# PROBLEM TO SOLVE
Determine how many lines of the material hold the string "maximize" and reply with only that number.

━━━━━━

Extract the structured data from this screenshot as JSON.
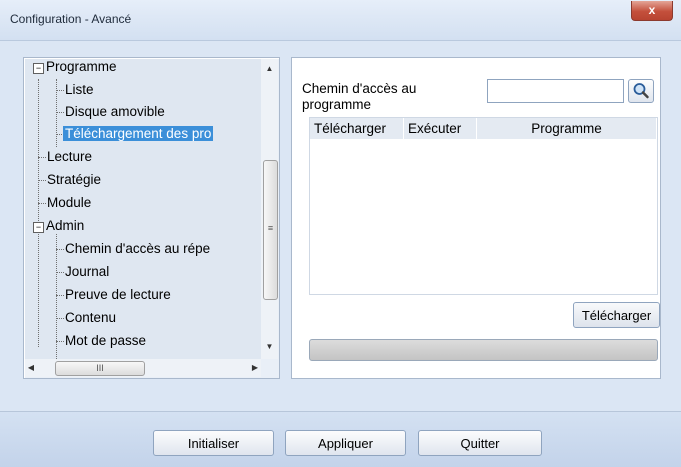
{
  "window": {
    "title": "Configuration - Avancé",
    "close_glyph": "x"
  },
  "tree": {
    "items": [
      {
        "label": "Programme",
        "expander": "−"
      },
      {
        "label": "Liste"
      },
      {
        "label": "Disque amovible"
      },
      {
        "label": "Téléchargement des pro",
        "selected": true
      },
      {
        "label": "Lecture"
      },
      {
        "label": "Stratégie"
      },
      {
        "label": "Module"
      },
      {
        "label": "Admin",
        "expander": "−"
      },
      {
        "label": "Chemin d'accès au répe"
      },
      {
        "label": "Journal"
      },
      {
        "label": "Preuve de lecture"
      },
      {
        "label": "Contenu"
      },
      {
        "label": "Mot de passe"
      }
    ],
    "selection_color": "#3b8fd9"
  },
  "panel": {
    "path_label_line1": "Chemin d'accès au",
    "path_label_line2": "programme",
    "path_value": "",
    "search_icon": "magnifier-icon",
    "columns": [
      "Télécharger",
      "Exécuter",
      "Programme"
    ],
    "rows": [],
    "download_label": "Télécharger",
    "progress": 0
  },
  "footer": {
    "init_label": "Initialiser",
    "apply_label": "Appliquer",
    "quit_label": "Quitter"
  }
}
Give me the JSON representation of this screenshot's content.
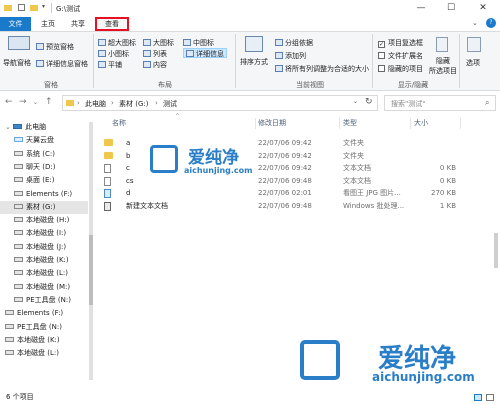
{
  "titlebar": {
    "path": "G:\\测试",
    "minimize": "—",
    "maximize": "☐",
    "close": "✕",
    "help": "?"
  },
  "tabs": [
    "文件",
    "主页",
    "共享",
    "查看"
  ],
  "ribbon": {
    "nav_pane": "导航窗格",
    "preview_pane": "预览窗格",
    "details_pane": "详细信息窗格",
    "pane_group": "窗格",
    "layout": {
      "xl_icons": "超大图标",
      "large_icons": "大图标",
      "medium_icons": "中图标",
      "small_icons": "小图标",
      "list": "列表",
      "details": "详细信息",
      "tiles": "平铺",
      "content": "内容",
      "group": "布局"
    },
    "sort": "排序方式",
    "group_by": "分组依据",
    "add_column": "添加列",
    "fit_columns": "将所有列调整为合适的大小",
    "current_view": "当前视图",
    "item_checkbox": "项目复选框",
    "file_ext": "文件扩展名",
    "hidden_items": "隐藏的项目",
    "hide_selected_1": "隐藏",
    "hide_selected_2": "所选项目",
    "show_hide": "显示/隐藏",
    "options": "选项"
  },
  "address": {
    "crumbs": [
      "此电脑",
      "素材 (G:)",
      "测试"
    ],
    "search_placeholder": "搜索\"测试\""
  },
  "nav": [
    {
      "label": "此电脑",
      "indent": 1
    },
    {
      "label": "天翼云盘",
      "indent": 2
    },
    {
      "label": "系统 (C:)",
      "indent": 2
    },
    {
      "label": "聊天 (D:)",
      "indent": 2
    },
    {
      "label": "桌面 (E:)",
      "indent": 2
    },
    {
      "label": "Elements (F:)",
      "indent": 2
    },
    {
      "label": "素材 (G:)",
      "indent": 2
    },
    {
      "label": "本地磁盘 (H:)",
      "indent": 2
    },
    {
      "label": "本地磁盘 (I:)",
      "indent": 2
    },
    {
      "label": "本地磁盘 (J:)",
      "indent": 2
    },
    {
      "label": "本地磁盘 (K:)",
      "indent": 2
    },
    {
      "label": "本地磁盘 (L:)",
      "indent": 2
    },
    {
      "label": "本地磁盘 (M:)",
      "indent": 2
    },
    {
      "label": "PE工具盘 (N:)",
      "indent": 2
    },
    {
      "label": "Elements (F:)",
      "indent": 1
    },
    {
      "label": "PE工具盘 (N:)",
      "indent": 1
    },
    {
      "label": "本地磁盘 (K:)",
      "indent": 1
    },
    {
      "label": "本地磁盘 (L:)",
      "indent": 1
    }
  ],
  "columns": [
    "名称",
    "修改日期",
    "类型",
    "大小"
  ],
  "files": [
    {
      "name": "a",
      "date": "22/07/06 09:42",
      "type": "文件夹",
      "size": "",
      "kind": "folder"
    },
    {
      "name": "b",
      "date": "22/07/06 09:42",
      "type": "文件夹",
      "size": "",
      "kind": "folder"
    },
    {
      "name": "c",
      "date": "22/07/06 09:42",
      "type": "文本文档",
      "size": "0 KB",
      "kind": "file"
    },
    {
      "name": "cs",
      "date": "22/07/06 09:48",
      "type": "文本文档",
      "size": "0 KB",
      "kind": "file"
    },
    {
      "name": "d",
      "date": "22/07/06 02:01",
      "type": "看图王 JPG 图片...",
      "size": "270 KB",
      "kind": "image"
    },
    {
      "name": "新建文本文档",
      "date": "22/07/06 09:48",
      "type": "Windows 批处理...",
      "size": "1 KB",
      "kind": "bat"
    }
  ],
  "status": {
    "count": "6 个项目"
  },
  "watermark": {
    "cn": "爱纯净",
    "url": "aichunjing.com"
  },
  "colors": {
    "accent": "#1979ca",
    "highlight": "#e81123",
    "selected": "#cce8ff"
  }
}
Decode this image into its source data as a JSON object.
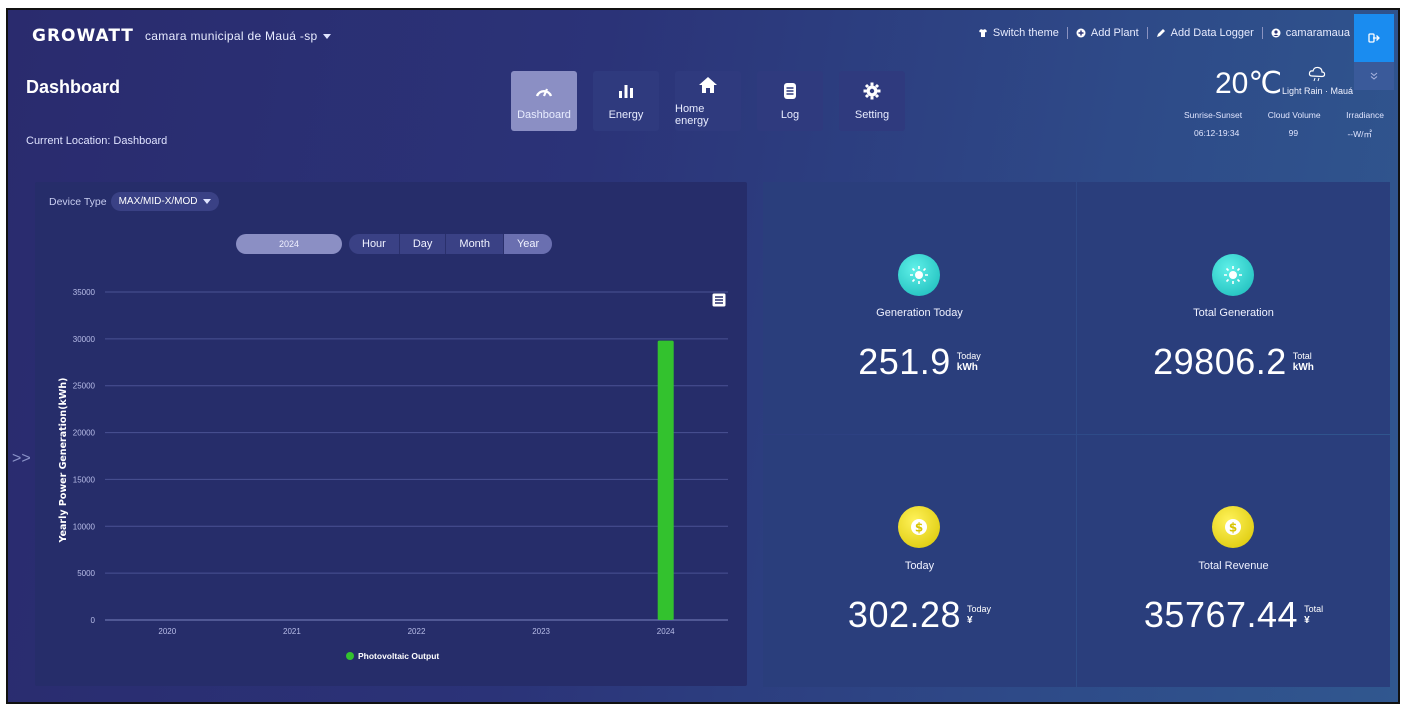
{
  "header": {
    "logo": "GROWATT",
    "plant_name": "camara municipal de Mauá -sp",
    "actions": {
      "switch_theme": "Switch theme",
      "add_plant": "Add Plant",
      "add_data_logger": "Add Data Logger",
      "user": "camaramaua"
    }
  },
  "page": {
    "title": "Dashboard",
    "location": "Current Location: Dashboard"
  },
  "nav": {
    "items": [
      {
        "label": "Dashboard",
        "icon": "gauge-icon",
        "active": true
      },
      {
        "label": "Energy",
        "icon": "bar-chart-icon",
        "active": false
      },
      {
        "label": "Home energy",
        "icon": "home-icon",
        "active": false
      },
      {
        "label": "Log",
        "icon": "log-icon",
        "active": false
      },
      {
        "label": "Setting",
        "icon": "gear-icon",
        "active": false
      }
    ]
  },
  "weather": {
    "temperature": "20℃",
    "description": "Light Rain · Mauá",
    "labels": [
      "Sunrise-Sunset",
      "Cloud Volume",
      "Irradiance"
    ],
    "values": [
      "06:12-19:34",
      "99",
      "--W/㎡"
    ]
  },
  "chart_panel": {
    "device_type_label": "Device Type",
    "device_type_value": "MAX/MID-X/MOD",
    "year": "2024",
    "ranges": [
      "Hour",
      "Day",
      "Month",
      "Year"
    ],
    "active_range": "Year"
  },
  "chart_data": {
    "type": "bar",
    "categories": [
      "2020",
      "2021",
      "2022",
      "2023",
      "2024"
    ],
    "series": [
      {
        "name": "Photovoltaic Output",
        "values": [
          0,
          0,
          0,
          0,
          29806.2
        ],
        "color": "#33c22e"
      }
    ],
    "ylabel": "Yearly Power Generation(kWh)",
    "ylim": [
      0,
      35000
    ],
    "yticks": [
      0,
      5000,
      10000,
      15000,
      20000,
      25000,
      30000,
      35000
    ],
    "grid": true,
    "legend_position": "bottom"
  },
  "stats": {
    "generation_today": {
      "label": "Generation Today",
      "value": "251.9",
      "period": "Today",
      "unit": "kWh"
    },
    "total_generation": {
      "label": "Total Generation",
      "value": "29806.2",
      "period": "Total",
      "unit": "kWh"
    },
    "revenue_today": {
      "label": "Today",
      "value": "302.28",
      "period": "Today",
      "unit": "¥"
    },
    "total_revenue": {
      "label": "Total Revenue",
      "value": "35767.44",
      "period": "Total",
      "unit": "¥"
    }
  },
  "colors": {
    "accent": "#1a8cf0",
    "teal_icon": "#2fd6d0",
    "gold_icon": "#f0e020",
    "bar": "#33c22e"
  }
}
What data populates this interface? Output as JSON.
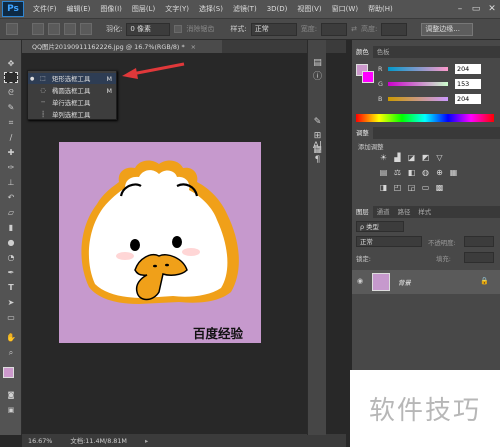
{
  "menubar": {
    "logo": "Ps",
    "items": [
      "文件(F)",
      "编辑(E)",
      "图像(I)",
      "图层(L)",
      "文字(Y)",
      "选择(S)",
      "滤镜(T)",
      "3D(D)",
      "视图(V)",
      "窗口(W)",
      "帮助(H)"
    ],
    "minimize_icon": "minimize-icon",
    "maximize_icon": "maximize-icon",
    "close_icon": "close-icon"
  },
  "options_bar": {
    "feather_label": "羽化:",
    "feather_value": "0 像素",
    "antialias_label": "消除锯齿",
    "style_label": "样式:",
    "style_value": "正常",
    "width_label": "宽度:",
    "height_label": "高度:",
    "refine_edge_button": "调整边缘..."
  },
  "document": {
    "tab_title": "QQ图片20190911162226.jpg @ 16.7%(RGB/8) *",
    "tab_close": "×",
    "zoom": "16.67%",
    "doc_size": "文档:11.4M/8.81M"
  },
  "flyout": {
    "items": [
      {
        "label": "矩形选框工具",
        "shortcut": "M"
      },
      {
        "label": "椭圆选框工具",
        "shortcut": "M"
      },
      {
        "label": "单行选框工具",
        "shortcut": ""
      },
      {
        "label": "单列选框工具",
        "shortcut": ""
      }
    ]
  },
  "canvas": {
    "caption": "百度经验",
    "background_color": "#c699cd"
  },
  "color_panel": {
    "tabs": [
      "颜色",
      "色板"
    ],
    "r_label": "R",
    "g_label": "G",
    "b_label": "B",
    "r_value": "204",
    "g_value": "153",
    "b_value": "204",
    "foreground_color": "#cc99cc"
  },
  "adjustments_panel": {
    "tab": "调整",
    "title": "添加调整"
  },
  "layers_panel": {
    "tabs": [
      "图层",
      "通道",
      "路径",
      "样式"
    ],
    "filter_label": "ρ 类型",
    "blend_mode": "正常",
    "opacity_label": "不透明度:",
    "lock_label": "锁定:",
    "fill_label": "填充:",
    "layer_name": "背景"
  },
  "watermark": {
    "text": "软件技巧"
  },
  "colors": {
    "arrow": "#e0383a",
    "accent": "#cc99cc"
  }
}
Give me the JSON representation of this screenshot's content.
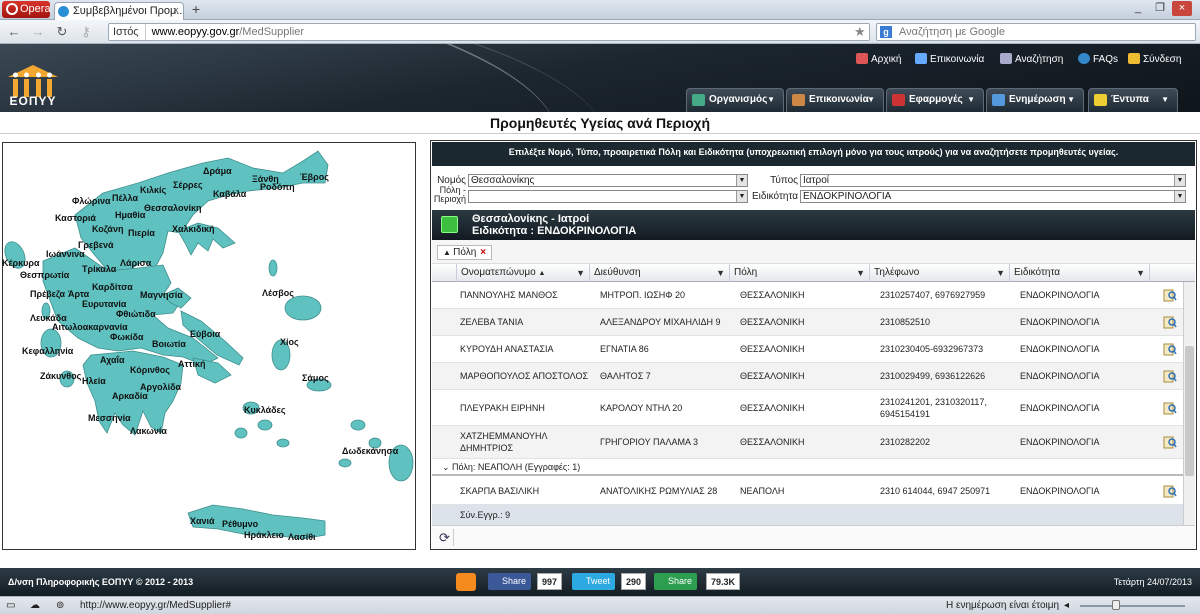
{
  "browser": {
    "menu_button": "Opera",
    "tab_title": "Συμβεβλημένοι Προμ...",
    "info_label": "Ιστός",
    "url_host": "www.eopyy.gov.gr",
    "url_path": "/MedSupplier",
    "search_placeholder": "Αναζήτηση με Google",
    "status_url": "http://www.eopyy.gr/MedSupplier#",
    "status_update": "Η ενημέρωση είναι έτοιμη"
  },
  "header": {
    "logo_text": "ΕΟΠΥΥ",
    "top_links": [
      "Αρχική",
      "Επικοινωνία",
      "Αναζήτηση",
      "FAQs",
      "Σύνδεση"
    ],
    "menu": [
      "Οργανισμός",
      "Επικοινωνία",
      "Εφαρμογές",
      "Ενημέρωση",
      "Έντυπα"
    ]
  },
  "page_title": "Προμηθευτές Υγείας ανά Περιοχή",
  "map": {
    "fill_color": "#5fc2c0",
    "labels": [
      "Δράμα",
      "Ξάνθη",
      "Σέρρες",
      "Κιλκίς",
      "Καβάλα",
      "Ροδόπη",
      "Έβρος",
      "Πέλλα",
      "Φλώρινα",
      "Θεσσαλονίκη",
      "Ημαθία",
      "Καστοριά",
      "Κοζάνη",
      "Πιερία",
      "Χαλκιδική",
      "Γρεβενά",
      "Ιωάννινα",
      "Κέρκυρα",
      "Θεσπρωτία",
      "Λάρισα",
      "Τρίκαλα",
      "Καρδίτσα",
      "Πρέβεζα",
      "Άρτα",
      "Μαγνησία",
      "Ευρυτανία",
      "Λέσβος",
      "Φθιώτιδα",
      "Λευκάδα",
      "Αιτωλοακαρνανία",
      "Φωκίδα",
      "Εύβοια",
      "Βοιωτία",
      "Χίος",
      "Κεφαλληνία",
      "Αχαΐα",
      "Αττική",
      "Ζάκυνθος",
      "Κόρινθος",
      "Σάμος",
      "Ηλεία",
      "Αργολίδα",
      "Αρκαδία",
      "Κυκλάδες",
      "Μεσσηνία",
      "Λακωνία",
      "Δωδεκάνησα",
      "Χανιά",
      "Ρέθυμνο",
      "Ηράκλειο",
      "Λασίθι"
    ]
  },
  "filters": {
    "instruction": "Επιλέξτε Νομό, Τύπο, προαιρετικά Πόλη και Ειδικότητα  (υποχρεωτική επιλογή μόνο για τους ιατρούς) για να αναζητήσετε προμηθευτές υγείας.",
    "prefecture_label": "Νομός",
    "prefecture_value": "Θεσσαλονίκης",
    "type_label": "Τύπος",
    "type_value": "Ιατροί",
    "city_label_1": "Πόλη -",
    "city_label_2": "Περιοχή",
    "city_value": "",
    "specialty_label": "Ειδικότητα",
    "specialty_value": "ΕΝΔΟΚΡΙΝΟΛΟΓΙΑ"
  },
  "results": {
    "title_line1": "Θεσσαλονίκης -  Ιατροί",
    "title_line2": "Ειδικότητα : ΕΝΔΟΚΡΙΝΟΛΟΓΙΑ",
    "group_tag": "Πόλη",
    "columns": [
      "Ονοματεπώνυμο",
      "Διεύθυνση",
      "Πόλη",
      "Τηλέφωνο",
      "Ειδικότητα"
    ],
    "sort_indicator": "▲",
    "rows": [
      [
        "ΠΑΝΝΟΥΛΗΣ ΜΑΝΘΟΣ",
        "ΜΗΤΡΟΠ. ΙΩΣΗΦ 20",
        "ΘΕΣΣΑΛΟΝΙΚΗ",
        "2310257407, 6976927959",
        "ΕΝΔΟΚΡΙΝΟΛΟΓΙΑ"
      ],
      [
        "ΖΕΛΕΒΑ ΤΑΝΙΑ",
        "ΑΛΕΞΑΝΔΡΟΥ ΜΙΧΑΗΛΙΔΗ 9",
        "ΘΕΣΣΑΛΟΝΙΚΗ",
        "2310852510",
        "ΕΝΔΟΚΡΙΝΟΛΟΓΙΑ"
      ],
      [
        "ΚΥΡΟΥΔΗ ΑΝΑΣΤΑΣΙΑ",
        "ΕΓΝΑΤΙΑ 86",
        "ΘΕΣΣΑΛΟΝΙΚΗ",
        "2310230405-6932967373",
        "ΕΝΔΟΚΡΙΝΟΛΟΓΙΑ"
      ],
      [
        "ΜΑΡΘΟΠΟΥΛΟΣ ΑΠΟΣΤΟΛΟΣ",
        "ΘΑΛΗΤΟΣ 7",
        "ΘΕΣΣΑΛΟΝΙΚΗ",
        "2310029499, 6936122626",
        "ΕΝΔΟΚΡΙΝΟΛΟΓΙΑ"
      ],
      [
        "ΠΛΕΥΡΑΚΗ ΕΙΡΗΝΗ",
        "ΚΑΡΟΛΟΥ ΝΤΗΛ 20",
        "ΘΕΣΣΑΛΟΝΙΚΗ",
        "2310241201, 2310320117, 6945154191",
        "ΕΝΔΟΚΡΙΝΟΛΟΓΙΑ"
      ],
      [
        "ΧΑΤΖΗΕΜΜΑΝΟΥΗΛ ΔΗΜΗΤΡΙΟΣ",
        "ΓΡΗΓΟΡΙΟΥ ΠΑΛΑΜΑ 3",
        "ΘΕΣΣΑΛΟΝΙΚΗ",
        "2310282202",
        "ΕΝΔΟΚΡΙΝΟΛΟΓΙΑ"
      ]
    ],
    "group2_label": "Πόλη: ΝΕΑΠΟΛΗ (Εγγραφές: 1)",
    "group2_rows": [
      [
        "ΣΚΑΡΠΑ ΒΑΣΙΛΙΚΗ",
        "ΑΝΑΤΟΛΙΚΗΣ ΡΩΜΥΛΙΑΣ 28",
        "ΝΕΑΠΟΛΗ",
        "2310 614044, 6947 250971",
        "ΕΝΔΟΚΡΙΝΟΛΟΓΙΑ"
      ]
    ],
    "summary": "Σύν.Εγγρ.: 9"
  },
  "footer": {
    "copyright": "Δ/νση Πληροφορικής ΕΟΠΥΥ © 2012 - 2013",
    "fb_label": "Share",
    "fb_count": "997",
    "tw_label": "Tweet",
    "tw_count": "290",
    "sh_label": "Share",
    "sh_count": "79.3K",
    "date": "Τετάρτη 24/07/2013"
  }
}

━━━━━━

# COMPLETE OUTPUT
2